▶ _Task to carry out_
Repeat the listing in full, exactly as it stands.

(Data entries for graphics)

»»

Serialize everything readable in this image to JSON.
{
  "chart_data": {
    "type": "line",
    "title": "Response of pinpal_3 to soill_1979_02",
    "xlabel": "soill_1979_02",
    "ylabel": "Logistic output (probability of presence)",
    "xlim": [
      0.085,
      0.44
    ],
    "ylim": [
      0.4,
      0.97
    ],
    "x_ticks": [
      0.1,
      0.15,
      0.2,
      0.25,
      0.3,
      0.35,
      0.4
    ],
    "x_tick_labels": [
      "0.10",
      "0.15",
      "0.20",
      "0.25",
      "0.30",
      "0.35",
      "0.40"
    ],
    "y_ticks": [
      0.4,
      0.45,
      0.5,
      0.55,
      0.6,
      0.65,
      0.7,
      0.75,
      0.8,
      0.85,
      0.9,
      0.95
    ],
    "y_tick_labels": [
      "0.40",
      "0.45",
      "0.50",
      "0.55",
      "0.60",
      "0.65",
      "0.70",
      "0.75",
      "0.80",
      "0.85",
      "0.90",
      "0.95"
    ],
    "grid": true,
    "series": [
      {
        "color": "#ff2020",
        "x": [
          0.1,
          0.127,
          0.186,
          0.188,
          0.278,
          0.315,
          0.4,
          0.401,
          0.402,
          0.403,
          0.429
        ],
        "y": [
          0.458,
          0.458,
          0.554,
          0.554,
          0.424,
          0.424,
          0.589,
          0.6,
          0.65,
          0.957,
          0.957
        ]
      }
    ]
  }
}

««

▶ _Task solution_
Serialize everything readable in this image to JSON.
{
  "chart_data": {
    "type": "line",
    "title": "Response of pinpal_3 to soill_1979_02",
    "xlabel": "soill_1979_02",
    "ylabel": "Logistic output (probability of presence)",
    "xlim": [
      0.085,
      0.44
    ],
    "ylim": [
      0.4,
      0.97
    ],
    "x_ticks": [
      0.1,
      0.15,
      0.2,
      0.25,
      0.3,
      0.35,
      0.4
    ],
    "x_tick_labels": [
      "0.10",
      "0.15",
      "0.20",
      "0.25",
      "0.30",
      "0.35",
      "0.40"
    ],
    "y_ticks": [
      0.4,
      0.45,
      0.5,
      0.55,
      0.6,
      0.65,
      0.7,
      0.75,
      0.8,
      0.85,
      0.9,
      0.95
    ],
    "y_tick_labels": [
      "0.40",
      "0.45",
      "0.50",
      "0.55",
      "0.60",
      "0.65",
      "0.70",
      "0.75",
      "0.80",
      "0.85",
      "0.90",
      "0.95"
    ],
    "grid": true,
    "series": [
      {
        "color": "#ff2020",
        "x": [
          0.1,
          0.127,
          0.186,
          0.188,
          0.278,
          0.315,
          0.4,
          0.401,
          0.402,
          0.403,
          0.429
        ],
        "y": [
          0.458,
          0.458,
          0.554,
          0.554,
          0.424,
          0.424,
          0.589,
          0.6,
          0.65,
          0.957,
          0.957
        ]
      }
    ]
  }
}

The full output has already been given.